WRITTEN TASK
The listing below must be repeated word for word, with its images excluded.

DATASET EXCERPTS
-- START --

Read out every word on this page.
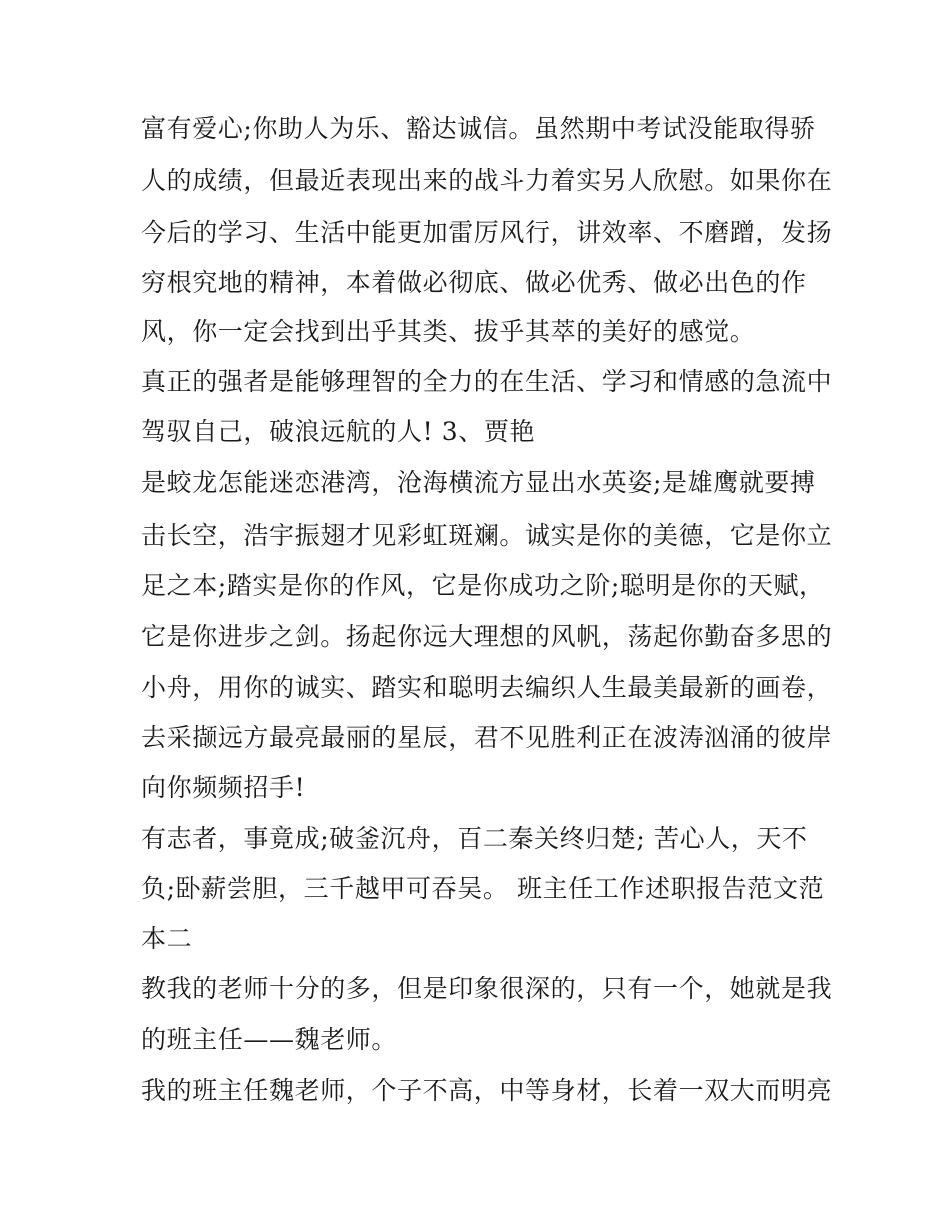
富有爱心;你助人为乐、豁达诚信。虽然期中考试没能取得骄
人的成绩，但最近表现出来的战斗力着实另人欣慰。如果你在
今后的学习、生活中能更加雷厉风行，讲效率、不磨蹭，发扬
穷根究地的精神，本着做必彻底、做必优秀、做必出色的作
风，你一定会找到出乎其类、拔乎其萃的美好的感觉。
真正的强者是能够理智的全力的在生活、学习和情感的急流中
驾驭自己，破浪远航的人! 3、贾艳
是蛟龙怎能迷恋港湾，沧海横流方显出水英姿;是雄鹰就要搏
击长空，浩宇振翅才见彩虹斑斓。诚实是你的美德，它是你立
足之本;踏实是你的作风，它是你成功之阶;聪明是你的天赋，
它是你进步之剑。扬起你远大理想的风帆，荡起你勤奋多思的
小舟，用你的诚实、踏实和聪明去编织人生最美最新的画卷，
去采撷远方最亮最丽的星辰，君不见胜利正在波涛汹涌的彼岸
向你频频招手!
有志者，事竟成;破釜沉舟，百二秦关终归楚; 苦心人，天不
负;卧薪尝胆，三千越甲可吞吴。 班主任工作述职报告范文范
本二
教我的老师十分的多，但是印象很深的，只有一个，她就是我
的班主任——魏老师。
我的班主任魏老师，个子不高，中等身材，长着一双大而明亮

-- END --

ANSWER IN FULL
Read out every word on this page.
富有爱心;你助人为乐、豁达诚信。虽然期中考试没能取得骄
人的成绩，但最近表现出来的战斗力着实另人欣慰。如果你在
今后的学习、生活中能更加雷厉风行，讲效率、不磨蹭，发扬
穷根究地的精神，本着做必彻底、做必优秀、做必出色的作
风，你一定会找到出乎其类、拔乎其萃的美好的感觉。
真正的强者是能够理智的全力的在生活、学习和情感的急流中
驾驭自己，破浪远航的人! 3、贾艳
是蛟龙怎能迷恋港湾，沧海横流方显出水英姿;是雄鹰就要搏
击长空，浩宇振翅才见彩虹斑斓。诚实是你的美德，它是你立
足之本;踏实是你的作风，它是你成功之阶;聪明是你的天赋，
它是你进步之剑。扬起你远大理想的风帆，荡起你勤奋多思的
小舟，用你的诚实、踏实和聪明去编织人生最美最新的画卷，
去采撷远方最亮最丽的星辰，君不见胜利正在波涛汹涌的彼岸
向你频频招手!
有志者，事竟成;破釜沉舟，百二秦关终归楚; 苦心人，天不
负;卧薪尝胆，三千越甲可吞吴。 班主任工作述职报告范文范
本二
教我的老师十分的多，但是印象很深的，只有一个，她就是我
的班主任——魏老师。
我的班主任魏老师，个子不高，中等身材，长着一双大而明亮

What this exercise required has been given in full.